TASK TO CARRY OUT: Wherever the word "text" appears in a line, copy that line.

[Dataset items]
⁂

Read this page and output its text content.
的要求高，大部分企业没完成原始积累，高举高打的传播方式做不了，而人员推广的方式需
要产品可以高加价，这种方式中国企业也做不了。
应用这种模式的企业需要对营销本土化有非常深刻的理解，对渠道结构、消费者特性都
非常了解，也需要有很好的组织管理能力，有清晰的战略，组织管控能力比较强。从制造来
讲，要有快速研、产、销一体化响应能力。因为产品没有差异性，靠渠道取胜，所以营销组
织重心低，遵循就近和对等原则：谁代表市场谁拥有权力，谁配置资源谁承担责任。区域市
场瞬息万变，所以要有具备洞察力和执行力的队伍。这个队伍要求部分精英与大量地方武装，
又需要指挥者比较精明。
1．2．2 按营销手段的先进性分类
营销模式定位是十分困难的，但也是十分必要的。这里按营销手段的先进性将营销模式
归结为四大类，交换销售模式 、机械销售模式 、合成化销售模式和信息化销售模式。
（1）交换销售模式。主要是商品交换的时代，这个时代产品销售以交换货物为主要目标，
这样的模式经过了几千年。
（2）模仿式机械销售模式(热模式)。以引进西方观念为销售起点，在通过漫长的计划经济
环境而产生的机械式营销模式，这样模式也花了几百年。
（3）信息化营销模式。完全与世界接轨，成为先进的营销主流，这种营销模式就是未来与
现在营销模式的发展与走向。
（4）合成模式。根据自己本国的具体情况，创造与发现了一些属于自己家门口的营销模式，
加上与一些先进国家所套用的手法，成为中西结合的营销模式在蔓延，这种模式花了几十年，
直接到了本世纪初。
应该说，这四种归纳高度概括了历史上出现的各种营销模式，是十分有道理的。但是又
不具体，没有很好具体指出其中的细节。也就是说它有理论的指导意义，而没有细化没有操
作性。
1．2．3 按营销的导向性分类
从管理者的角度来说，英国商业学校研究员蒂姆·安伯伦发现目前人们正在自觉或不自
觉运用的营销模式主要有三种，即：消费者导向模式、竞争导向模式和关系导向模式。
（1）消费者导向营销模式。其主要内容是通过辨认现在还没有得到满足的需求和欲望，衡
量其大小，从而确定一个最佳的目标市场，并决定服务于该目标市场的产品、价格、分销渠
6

⁂

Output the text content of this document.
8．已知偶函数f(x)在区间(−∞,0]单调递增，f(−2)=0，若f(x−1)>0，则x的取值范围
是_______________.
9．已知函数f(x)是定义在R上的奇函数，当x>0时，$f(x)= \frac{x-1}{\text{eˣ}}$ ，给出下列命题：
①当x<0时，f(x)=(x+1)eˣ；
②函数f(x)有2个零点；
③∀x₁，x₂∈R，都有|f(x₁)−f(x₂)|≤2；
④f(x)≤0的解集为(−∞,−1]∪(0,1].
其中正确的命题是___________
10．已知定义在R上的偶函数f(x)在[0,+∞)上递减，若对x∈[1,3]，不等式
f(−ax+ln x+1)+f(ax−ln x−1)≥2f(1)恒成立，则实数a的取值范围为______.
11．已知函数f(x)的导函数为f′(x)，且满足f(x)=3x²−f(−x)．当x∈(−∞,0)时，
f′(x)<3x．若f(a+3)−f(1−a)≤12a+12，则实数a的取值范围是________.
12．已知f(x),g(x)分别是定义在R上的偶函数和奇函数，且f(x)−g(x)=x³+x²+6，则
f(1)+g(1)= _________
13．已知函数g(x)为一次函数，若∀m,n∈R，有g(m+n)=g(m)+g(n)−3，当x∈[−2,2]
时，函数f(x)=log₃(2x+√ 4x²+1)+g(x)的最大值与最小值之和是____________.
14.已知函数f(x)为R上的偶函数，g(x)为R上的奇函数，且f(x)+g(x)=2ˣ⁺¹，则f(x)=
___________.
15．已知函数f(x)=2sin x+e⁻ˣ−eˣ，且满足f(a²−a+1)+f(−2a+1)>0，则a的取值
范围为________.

⁂

WRITTEN REPLY:
Read this page and output its text content.
Output the text content of this document.
9．已知函数f(x)是定义在R上的奇函数，当x>0时，$f(x)= \frac{x-1}{\text{eˣ}}$ ，给出下列命题：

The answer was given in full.